**Provided information:**
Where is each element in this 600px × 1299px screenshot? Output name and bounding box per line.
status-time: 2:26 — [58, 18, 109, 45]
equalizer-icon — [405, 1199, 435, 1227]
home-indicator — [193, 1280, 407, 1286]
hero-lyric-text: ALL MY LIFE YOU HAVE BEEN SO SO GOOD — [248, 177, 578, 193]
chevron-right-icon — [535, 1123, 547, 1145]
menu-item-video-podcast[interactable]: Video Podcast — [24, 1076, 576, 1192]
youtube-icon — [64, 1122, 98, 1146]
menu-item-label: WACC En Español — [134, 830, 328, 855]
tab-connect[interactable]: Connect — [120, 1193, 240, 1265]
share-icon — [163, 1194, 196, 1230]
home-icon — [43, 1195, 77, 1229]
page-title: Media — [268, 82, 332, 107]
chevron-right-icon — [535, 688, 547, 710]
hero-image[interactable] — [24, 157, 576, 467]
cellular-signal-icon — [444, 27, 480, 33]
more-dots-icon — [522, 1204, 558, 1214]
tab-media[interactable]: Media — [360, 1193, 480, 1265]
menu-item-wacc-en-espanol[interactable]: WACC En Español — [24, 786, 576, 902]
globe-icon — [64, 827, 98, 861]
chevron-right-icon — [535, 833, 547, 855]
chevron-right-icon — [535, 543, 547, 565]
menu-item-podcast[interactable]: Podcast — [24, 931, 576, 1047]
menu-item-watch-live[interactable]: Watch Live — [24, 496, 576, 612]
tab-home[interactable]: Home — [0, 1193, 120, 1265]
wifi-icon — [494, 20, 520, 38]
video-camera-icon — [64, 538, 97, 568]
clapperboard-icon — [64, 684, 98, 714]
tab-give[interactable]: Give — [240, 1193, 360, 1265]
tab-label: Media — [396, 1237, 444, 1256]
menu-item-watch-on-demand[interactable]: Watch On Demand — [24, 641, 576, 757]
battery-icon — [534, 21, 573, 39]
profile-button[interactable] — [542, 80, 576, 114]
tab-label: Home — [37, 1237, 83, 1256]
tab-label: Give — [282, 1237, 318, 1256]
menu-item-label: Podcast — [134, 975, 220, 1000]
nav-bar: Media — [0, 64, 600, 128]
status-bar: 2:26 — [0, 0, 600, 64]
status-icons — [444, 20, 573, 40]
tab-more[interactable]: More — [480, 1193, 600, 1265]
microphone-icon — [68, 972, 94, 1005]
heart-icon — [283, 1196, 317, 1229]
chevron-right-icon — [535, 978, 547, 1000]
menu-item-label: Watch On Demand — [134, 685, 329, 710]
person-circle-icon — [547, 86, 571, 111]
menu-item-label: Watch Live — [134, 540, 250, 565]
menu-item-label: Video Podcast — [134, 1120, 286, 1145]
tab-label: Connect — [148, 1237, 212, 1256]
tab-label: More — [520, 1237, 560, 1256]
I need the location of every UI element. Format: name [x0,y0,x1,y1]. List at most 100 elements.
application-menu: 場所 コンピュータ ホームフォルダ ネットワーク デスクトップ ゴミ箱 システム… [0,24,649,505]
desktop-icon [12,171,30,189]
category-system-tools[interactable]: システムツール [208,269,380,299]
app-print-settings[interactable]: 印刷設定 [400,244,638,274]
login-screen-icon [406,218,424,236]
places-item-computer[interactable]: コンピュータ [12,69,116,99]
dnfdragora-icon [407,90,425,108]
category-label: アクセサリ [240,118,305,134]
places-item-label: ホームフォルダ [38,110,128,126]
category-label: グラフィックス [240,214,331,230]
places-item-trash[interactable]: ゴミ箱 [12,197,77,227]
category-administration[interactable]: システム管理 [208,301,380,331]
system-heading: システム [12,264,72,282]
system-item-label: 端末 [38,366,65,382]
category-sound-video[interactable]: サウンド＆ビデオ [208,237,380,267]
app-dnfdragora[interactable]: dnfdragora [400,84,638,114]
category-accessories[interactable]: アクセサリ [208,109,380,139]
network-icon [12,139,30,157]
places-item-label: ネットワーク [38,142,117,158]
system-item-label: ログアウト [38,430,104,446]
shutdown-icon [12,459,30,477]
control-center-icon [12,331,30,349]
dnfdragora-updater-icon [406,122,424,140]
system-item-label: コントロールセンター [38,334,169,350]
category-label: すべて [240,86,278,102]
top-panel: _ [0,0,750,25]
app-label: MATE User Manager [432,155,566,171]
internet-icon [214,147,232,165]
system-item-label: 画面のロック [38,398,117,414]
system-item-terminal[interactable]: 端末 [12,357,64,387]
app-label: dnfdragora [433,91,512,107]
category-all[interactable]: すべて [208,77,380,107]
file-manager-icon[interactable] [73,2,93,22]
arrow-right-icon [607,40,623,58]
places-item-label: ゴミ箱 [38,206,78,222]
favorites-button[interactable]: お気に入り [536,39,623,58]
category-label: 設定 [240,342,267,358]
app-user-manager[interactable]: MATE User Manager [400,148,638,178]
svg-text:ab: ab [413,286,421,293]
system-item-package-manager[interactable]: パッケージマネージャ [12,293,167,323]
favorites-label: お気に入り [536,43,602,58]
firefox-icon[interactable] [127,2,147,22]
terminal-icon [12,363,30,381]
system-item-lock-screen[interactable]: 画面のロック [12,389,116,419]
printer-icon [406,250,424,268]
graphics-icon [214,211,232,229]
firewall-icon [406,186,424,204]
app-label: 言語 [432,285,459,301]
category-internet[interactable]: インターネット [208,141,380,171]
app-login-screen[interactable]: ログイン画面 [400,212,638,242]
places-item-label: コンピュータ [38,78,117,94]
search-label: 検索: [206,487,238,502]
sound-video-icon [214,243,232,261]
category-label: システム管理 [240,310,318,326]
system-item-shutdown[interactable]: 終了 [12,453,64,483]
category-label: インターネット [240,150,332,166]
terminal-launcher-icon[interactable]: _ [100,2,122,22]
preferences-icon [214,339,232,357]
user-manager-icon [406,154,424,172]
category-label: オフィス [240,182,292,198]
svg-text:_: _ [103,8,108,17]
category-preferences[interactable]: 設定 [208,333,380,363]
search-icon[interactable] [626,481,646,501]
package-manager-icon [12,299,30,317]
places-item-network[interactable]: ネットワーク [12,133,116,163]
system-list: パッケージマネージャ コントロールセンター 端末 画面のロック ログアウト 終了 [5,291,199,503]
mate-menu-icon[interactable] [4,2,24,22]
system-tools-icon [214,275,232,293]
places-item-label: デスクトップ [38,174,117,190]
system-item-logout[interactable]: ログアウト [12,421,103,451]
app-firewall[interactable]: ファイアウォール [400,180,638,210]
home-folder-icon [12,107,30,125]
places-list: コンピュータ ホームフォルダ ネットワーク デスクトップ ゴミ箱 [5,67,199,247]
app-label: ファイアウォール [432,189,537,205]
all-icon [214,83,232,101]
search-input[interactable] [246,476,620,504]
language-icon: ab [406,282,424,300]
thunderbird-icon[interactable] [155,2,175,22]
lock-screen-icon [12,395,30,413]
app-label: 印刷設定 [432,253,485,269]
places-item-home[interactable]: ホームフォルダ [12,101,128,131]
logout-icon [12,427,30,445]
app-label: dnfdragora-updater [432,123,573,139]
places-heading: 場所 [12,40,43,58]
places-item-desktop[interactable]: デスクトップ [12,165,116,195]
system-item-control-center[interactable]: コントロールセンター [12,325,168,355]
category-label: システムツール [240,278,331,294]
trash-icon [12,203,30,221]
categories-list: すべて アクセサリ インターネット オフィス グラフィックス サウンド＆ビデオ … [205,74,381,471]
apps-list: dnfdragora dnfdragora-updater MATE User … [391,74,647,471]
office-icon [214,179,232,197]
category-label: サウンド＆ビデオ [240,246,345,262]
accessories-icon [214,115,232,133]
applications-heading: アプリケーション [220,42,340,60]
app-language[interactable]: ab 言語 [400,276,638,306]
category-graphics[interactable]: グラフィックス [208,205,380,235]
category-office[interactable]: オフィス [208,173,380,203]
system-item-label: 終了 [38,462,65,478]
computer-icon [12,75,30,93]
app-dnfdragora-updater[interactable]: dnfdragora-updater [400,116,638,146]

**Stated goal:** Can you give the records again from the start up to and including the line with "cellular-signal-icon — [444, 27, 480, 33]", swapping "page-title" for "screen-title" and leaving everything else unchanged?

**Result for this task:**
Where is each element in this 600px × 1299px screenshot? Output name and bounding box per line.
status-time: 2:26 — [58, 18, 109, 45]
equalizer-icon — [405, 1199, 435, 1227]
home-indicator — [193, 1280, 407, 1286]
hero-lyric-text: ALL MY LIFE YOU HAVE BEEN SO SO GOOD — [248, 177, 578, 193]
chevron-right-icon — [535, 1123, 547, 1145]
menu-item-video-podcast[interactable]: Video Podcast — [24, 1076, 576, 1192]
youtube-icon — [64, 1122, 98, 1146]
menu-item-label: WACC En Español — [134, 830, 328, 855]
tab-connect[interactable]: Connect — [120, 1193, 240, 1265]
share-icon — [163, 1194, 196, 1230]
home-icon — [43, 1195, 77, 1229]
screen-title: Media — [268, 82, 332, 107]
chevron-right-icon — [535, 688, 547, 710]
hero-image[interactable] — [24, 157, 576, 467]
cellular-signal-icon — [444, 27, 480, 33]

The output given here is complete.